- [Exercise requirements]: Wherever the string "fort" appears in the listing, copy that line.

- [Record list]:
----
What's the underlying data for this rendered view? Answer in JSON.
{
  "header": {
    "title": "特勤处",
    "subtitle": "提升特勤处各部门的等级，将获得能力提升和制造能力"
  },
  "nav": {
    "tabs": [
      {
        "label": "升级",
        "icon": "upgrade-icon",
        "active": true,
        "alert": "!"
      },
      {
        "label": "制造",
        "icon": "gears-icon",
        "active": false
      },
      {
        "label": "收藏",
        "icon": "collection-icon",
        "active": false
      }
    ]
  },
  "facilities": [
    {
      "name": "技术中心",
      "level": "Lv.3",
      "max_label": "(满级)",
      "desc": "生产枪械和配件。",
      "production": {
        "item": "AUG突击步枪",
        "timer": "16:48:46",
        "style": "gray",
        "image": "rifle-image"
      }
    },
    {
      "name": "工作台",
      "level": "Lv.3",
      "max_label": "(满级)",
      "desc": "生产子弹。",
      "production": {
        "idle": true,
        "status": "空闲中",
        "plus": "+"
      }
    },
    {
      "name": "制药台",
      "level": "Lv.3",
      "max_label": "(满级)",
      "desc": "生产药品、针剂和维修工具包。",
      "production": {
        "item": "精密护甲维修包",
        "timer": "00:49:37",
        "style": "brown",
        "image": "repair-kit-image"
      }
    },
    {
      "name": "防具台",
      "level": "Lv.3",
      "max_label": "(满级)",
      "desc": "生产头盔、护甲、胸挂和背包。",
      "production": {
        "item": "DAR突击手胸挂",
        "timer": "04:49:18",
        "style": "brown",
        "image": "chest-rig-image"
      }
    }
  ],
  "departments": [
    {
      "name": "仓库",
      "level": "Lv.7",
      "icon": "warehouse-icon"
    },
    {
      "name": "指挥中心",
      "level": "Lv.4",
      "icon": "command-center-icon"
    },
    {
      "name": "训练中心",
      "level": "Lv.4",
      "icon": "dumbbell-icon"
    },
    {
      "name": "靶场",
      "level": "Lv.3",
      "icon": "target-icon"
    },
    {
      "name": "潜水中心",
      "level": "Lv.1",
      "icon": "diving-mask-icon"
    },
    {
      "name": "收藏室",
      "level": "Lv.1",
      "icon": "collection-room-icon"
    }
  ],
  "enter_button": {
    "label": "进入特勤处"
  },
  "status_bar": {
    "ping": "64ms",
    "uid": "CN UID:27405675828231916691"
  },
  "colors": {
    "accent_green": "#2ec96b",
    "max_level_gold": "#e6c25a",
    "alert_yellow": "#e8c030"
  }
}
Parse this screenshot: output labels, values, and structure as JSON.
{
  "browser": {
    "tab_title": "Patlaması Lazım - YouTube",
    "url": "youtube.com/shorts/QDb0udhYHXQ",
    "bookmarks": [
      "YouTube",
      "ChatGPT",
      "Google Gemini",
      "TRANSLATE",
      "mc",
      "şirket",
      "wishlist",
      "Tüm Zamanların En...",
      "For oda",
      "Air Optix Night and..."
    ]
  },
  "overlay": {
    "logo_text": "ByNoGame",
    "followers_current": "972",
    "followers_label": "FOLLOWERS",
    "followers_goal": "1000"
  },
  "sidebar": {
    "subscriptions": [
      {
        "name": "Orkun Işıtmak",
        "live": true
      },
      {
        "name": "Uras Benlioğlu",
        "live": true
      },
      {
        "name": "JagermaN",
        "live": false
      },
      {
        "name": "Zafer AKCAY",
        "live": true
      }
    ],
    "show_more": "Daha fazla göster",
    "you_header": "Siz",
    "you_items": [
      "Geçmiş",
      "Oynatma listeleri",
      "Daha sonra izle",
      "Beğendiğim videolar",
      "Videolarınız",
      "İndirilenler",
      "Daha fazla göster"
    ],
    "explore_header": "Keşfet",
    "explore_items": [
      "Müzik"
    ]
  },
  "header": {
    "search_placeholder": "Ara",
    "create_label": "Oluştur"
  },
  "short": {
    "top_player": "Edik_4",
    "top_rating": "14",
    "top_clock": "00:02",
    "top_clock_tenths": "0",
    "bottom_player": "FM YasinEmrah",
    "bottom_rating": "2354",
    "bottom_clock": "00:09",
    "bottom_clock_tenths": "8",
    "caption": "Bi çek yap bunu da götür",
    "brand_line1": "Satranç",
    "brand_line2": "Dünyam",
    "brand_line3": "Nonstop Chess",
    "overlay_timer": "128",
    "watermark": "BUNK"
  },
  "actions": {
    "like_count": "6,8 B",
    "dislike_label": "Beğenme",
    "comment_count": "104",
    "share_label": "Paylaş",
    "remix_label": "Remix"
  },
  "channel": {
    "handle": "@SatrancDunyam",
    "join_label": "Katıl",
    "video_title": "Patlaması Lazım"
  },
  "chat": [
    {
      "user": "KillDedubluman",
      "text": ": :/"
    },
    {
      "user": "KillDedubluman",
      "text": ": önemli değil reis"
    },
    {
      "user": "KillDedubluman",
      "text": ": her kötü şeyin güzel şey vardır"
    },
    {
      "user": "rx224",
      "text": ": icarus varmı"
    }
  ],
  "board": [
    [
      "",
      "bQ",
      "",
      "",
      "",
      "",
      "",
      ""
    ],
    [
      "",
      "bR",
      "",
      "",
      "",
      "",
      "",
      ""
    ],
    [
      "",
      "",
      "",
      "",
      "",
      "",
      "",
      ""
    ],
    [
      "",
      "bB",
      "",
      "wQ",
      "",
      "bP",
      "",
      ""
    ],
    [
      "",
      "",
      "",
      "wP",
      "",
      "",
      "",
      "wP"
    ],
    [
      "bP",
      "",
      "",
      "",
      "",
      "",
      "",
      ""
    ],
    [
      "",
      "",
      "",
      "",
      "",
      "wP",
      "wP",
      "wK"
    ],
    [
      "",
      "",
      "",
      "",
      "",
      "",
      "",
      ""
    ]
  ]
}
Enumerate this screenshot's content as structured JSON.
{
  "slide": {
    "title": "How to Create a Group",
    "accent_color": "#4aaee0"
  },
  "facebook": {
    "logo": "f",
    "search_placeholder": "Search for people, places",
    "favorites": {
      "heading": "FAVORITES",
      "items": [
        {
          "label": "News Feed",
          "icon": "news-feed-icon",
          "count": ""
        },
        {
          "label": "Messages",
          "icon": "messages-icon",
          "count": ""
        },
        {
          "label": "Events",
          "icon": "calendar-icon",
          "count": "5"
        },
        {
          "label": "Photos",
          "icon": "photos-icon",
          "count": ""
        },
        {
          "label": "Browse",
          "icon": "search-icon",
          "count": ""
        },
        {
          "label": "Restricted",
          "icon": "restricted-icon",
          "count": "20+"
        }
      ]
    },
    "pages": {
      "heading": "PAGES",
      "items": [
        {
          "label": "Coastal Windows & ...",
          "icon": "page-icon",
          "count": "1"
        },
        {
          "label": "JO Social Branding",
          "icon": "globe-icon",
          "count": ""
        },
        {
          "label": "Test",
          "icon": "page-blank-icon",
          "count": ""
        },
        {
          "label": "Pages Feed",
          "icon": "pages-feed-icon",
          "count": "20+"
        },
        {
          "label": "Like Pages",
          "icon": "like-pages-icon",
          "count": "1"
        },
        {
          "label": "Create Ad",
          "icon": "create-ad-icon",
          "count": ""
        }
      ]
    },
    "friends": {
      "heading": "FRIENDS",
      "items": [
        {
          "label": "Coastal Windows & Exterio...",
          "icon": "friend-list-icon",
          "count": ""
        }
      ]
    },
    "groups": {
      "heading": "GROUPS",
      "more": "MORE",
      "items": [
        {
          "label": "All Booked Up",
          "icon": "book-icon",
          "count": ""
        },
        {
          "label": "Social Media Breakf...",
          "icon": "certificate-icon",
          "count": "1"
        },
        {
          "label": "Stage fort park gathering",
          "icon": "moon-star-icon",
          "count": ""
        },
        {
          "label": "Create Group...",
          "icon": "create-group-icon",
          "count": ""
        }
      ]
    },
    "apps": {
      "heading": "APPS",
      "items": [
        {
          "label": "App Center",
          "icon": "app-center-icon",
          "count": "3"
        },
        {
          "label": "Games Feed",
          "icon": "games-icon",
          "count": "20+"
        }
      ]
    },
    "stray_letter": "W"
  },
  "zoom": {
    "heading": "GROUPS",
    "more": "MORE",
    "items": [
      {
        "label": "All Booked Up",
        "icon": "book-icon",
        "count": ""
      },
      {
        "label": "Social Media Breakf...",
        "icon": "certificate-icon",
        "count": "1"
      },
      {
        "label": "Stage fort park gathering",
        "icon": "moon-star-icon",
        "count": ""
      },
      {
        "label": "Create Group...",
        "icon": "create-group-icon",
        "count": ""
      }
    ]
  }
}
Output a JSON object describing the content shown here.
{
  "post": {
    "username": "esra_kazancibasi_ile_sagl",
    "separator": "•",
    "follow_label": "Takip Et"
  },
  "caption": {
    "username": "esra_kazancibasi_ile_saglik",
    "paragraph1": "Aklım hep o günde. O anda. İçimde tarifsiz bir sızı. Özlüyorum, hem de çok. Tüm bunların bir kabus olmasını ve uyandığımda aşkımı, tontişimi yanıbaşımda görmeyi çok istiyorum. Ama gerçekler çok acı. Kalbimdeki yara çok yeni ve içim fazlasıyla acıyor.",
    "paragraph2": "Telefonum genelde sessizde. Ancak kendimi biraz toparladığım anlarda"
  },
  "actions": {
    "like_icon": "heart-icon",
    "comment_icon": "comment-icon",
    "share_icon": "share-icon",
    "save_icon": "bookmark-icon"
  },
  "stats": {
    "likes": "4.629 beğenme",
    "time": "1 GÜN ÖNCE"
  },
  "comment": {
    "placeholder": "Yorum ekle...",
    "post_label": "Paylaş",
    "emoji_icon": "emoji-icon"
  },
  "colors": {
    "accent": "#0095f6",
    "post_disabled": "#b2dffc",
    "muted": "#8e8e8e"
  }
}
----
- [Written answer]:
          "label": "Stage fort park gathering",
        "label": "Stage fort park gathering",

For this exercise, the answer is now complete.